** begin Record set **

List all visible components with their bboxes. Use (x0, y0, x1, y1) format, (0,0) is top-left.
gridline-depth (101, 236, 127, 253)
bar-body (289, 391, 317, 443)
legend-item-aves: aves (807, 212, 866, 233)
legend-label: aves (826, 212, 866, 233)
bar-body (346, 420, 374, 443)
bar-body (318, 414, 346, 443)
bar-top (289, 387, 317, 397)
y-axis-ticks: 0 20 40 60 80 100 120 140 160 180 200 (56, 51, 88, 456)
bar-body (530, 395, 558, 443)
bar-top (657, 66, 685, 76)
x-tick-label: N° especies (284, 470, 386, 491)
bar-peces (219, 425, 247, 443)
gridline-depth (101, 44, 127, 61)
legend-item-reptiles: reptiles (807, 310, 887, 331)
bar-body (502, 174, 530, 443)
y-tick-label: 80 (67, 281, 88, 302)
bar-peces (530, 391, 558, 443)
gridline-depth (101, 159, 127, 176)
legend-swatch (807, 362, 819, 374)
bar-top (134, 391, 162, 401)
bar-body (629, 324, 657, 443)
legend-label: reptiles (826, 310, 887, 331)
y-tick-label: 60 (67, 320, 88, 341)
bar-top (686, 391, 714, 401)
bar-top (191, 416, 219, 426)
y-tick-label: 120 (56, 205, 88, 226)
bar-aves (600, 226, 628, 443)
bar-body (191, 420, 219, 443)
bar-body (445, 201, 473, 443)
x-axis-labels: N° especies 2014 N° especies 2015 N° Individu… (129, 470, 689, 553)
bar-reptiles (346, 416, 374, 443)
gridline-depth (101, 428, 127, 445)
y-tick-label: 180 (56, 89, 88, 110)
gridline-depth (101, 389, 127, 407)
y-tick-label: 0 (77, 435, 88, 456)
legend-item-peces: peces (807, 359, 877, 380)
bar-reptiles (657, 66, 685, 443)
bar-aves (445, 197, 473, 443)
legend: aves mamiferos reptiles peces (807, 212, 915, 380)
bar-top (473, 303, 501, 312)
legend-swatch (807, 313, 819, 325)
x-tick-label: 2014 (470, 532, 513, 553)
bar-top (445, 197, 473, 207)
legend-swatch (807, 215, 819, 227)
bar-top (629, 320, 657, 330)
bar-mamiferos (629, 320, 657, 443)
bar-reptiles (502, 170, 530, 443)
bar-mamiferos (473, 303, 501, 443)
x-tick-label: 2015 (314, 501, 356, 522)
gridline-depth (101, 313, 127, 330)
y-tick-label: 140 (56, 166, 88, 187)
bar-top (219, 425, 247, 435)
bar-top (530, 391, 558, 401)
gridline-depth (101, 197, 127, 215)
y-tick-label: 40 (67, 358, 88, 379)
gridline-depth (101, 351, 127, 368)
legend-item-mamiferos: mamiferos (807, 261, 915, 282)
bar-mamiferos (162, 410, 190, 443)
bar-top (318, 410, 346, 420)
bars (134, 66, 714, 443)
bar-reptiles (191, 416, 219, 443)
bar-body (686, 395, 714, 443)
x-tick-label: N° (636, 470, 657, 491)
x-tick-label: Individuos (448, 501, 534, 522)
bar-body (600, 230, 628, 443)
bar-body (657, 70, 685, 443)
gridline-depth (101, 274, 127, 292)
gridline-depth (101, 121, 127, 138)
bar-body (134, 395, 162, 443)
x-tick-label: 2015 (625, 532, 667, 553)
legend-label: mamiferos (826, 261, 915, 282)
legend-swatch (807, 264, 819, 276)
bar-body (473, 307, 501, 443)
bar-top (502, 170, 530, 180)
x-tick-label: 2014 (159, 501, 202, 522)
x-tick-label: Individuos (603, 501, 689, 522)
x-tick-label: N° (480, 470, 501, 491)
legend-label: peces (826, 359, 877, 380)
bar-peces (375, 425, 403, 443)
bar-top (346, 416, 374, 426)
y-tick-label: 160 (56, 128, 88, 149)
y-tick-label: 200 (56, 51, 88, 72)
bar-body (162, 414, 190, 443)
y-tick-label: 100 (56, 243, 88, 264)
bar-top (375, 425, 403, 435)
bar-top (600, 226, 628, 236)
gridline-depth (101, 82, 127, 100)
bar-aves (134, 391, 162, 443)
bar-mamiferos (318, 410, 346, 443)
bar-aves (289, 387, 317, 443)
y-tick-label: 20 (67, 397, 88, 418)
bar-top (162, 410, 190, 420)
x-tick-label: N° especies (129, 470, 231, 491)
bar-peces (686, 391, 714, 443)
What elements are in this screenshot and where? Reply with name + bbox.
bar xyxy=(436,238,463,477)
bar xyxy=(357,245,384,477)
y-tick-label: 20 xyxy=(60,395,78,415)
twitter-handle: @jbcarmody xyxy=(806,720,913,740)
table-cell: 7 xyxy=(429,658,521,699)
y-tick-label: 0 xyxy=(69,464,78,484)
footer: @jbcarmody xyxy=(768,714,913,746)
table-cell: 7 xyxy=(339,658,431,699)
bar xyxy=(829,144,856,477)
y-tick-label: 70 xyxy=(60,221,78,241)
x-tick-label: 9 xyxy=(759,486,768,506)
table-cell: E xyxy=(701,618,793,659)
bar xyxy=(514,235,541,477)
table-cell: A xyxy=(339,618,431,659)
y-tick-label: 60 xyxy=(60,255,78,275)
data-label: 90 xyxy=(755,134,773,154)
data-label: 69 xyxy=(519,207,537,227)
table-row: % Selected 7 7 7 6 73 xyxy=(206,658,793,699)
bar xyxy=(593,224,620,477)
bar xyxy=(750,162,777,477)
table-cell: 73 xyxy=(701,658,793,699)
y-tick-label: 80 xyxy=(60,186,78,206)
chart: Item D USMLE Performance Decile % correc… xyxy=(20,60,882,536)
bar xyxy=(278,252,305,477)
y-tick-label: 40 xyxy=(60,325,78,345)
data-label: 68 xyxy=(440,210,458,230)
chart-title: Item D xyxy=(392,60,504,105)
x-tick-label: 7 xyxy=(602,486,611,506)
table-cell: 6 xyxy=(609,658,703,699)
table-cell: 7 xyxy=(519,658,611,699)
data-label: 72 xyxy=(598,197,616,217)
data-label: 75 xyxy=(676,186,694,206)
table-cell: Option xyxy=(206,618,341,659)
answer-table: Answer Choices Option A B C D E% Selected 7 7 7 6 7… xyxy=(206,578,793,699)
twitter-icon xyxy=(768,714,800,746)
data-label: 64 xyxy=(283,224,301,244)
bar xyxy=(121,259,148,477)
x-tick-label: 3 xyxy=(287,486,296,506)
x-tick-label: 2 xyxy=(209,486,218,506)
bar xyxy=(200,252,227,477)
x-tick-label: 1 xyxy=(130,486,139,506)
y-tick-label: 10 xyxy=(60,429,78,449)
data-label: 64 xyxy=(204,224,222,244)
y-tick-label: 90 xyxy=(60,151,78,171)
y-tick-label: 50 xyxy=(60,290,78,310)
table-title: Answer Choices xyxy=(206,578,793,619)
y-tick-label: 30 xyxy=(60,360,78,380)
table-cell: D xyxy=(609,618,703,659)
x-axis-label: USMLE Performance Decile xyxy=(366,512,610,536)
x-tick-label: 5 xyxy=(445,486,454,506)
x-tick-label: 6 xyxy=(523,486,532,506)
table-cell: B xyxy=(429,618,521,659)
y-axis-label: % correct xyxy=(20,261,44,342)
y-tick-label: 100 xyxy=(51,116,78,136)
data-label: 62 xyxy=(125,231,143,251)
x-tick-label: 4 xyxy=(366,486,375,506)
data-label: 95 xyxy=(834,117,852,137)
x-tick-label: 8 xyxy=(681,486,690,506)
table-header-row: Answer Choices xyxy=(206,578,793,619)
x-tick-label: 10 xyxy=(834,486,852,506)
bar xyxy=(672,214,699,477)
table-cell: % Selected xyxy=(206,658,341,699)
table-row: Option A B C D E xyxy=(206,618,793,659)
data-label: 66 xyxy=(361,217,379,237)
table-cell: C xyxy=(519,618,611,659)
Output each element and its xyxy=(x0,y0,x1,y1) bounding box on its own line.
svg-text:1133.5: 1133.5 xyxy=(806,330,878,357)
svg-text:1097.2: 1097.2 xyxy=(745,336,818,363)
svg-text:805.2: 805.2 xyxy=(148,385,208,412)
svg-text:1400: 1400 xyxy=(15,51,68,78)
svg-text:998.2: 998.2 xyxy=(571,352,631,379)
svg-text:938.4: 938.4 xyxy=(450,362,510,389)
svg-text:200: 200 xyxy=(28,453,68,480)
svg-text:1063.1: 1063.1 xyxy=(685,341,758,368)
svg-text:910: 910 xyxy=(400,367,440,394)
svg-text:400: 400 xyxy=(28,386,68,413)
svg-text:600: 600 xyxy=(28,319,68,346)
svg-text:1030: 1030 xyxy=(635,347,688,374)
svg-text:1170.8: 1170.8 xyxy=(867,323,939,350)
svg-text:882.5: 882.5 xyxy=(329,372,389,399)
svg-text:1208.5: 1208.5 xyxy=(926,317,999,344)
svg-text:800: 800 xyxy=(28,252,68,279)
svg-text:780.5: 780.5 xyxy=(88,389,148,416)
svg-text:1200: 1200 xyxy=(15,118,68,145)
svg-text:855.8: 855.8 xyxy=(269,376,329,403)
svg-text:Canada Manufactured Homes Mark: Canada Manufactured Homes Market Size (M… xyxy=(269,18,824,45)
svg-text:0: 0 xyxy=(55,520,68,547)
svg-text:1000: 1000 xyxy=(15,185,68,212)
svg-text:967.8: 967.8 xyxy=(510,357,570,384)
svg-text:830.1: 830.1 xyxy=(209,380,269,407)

** end Record set **

#### Problem to solve
Starting at the very beginning of the entries above and ending at the line that contains "bar-body (502, 174, 530, 443)", format those lines as a numbered list and omit any blank lines.

#### Finished exercise
1. List all visible components with their bboxes. Use (x0, y0, x1, y1) format, (0,0) is top-left.
2. gridline-depth (101, 236, 127, 253)
3. bar-body (289, 391, 317, 443)
4. legend-item-aves: aves (807, 212, 866, 233)
5. legend-label: aves (826, 212, 866, 233)
6. bar-body (346, 420, 374, 443)
7. bar-body (318, 414, 346, 443)
8. bar-top (289, 387, 317, 397)
9. y-axis-ticks: 0 20 40 60 80 100 120 140 160 180 200 (56, 51, 88, 456)
10. bar-body (530, 395, 558, 443)
11. bar-top (657, 66, 685, 76)
12. x-tick-label: N° especies (284, 470, 386, 491)
13. bar-peces (219, 425, 247, 443)
14. gridline-depth (101, 44, 127, 61)
15. legend-item-reptiles: reptiles (807, 310, 887, 331)
16. bar-body (502, 174, 530, 443)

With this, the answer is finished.